--- WRITTEN INSTRUCTION ---
For the listing below, give the number of lines in which "JSON" occurs. Add nothing.

--- SUPPLIED RECORDS ---
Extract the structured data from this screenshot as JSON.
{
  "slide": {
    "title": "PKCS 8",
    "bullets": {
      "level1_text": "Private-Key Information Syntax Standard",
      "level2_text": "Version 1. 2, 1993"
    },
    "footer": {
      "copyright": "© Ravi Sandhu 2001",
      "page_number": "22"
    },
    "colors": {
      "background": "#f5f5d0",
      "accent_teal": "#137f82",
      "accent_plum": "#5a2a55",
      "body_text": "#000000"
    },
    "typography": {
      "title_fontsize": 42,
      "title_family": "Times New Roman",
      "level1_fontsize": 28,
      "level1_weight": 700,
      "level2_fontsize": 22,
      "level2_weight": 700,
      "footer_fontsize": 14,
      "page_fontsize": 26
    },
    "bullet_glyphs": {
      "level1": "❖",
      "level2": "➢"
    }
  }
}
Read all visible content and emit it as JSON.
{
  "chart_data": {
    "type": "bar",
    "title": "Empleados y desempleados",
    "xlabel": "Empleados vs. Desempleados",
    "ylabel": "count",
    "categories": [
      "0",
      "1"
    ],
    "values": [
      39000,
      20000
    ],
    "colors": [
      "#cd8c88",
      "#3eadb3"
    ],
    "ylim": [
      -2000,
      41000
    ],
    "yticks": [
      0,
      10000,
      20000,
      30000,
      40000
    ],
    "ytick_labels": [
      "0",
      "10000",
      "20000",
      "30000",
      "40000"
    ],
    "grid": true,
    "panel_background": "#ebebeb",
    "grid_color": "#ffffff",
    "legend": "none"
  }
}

--- OUTPUT OF THE TASK ---
2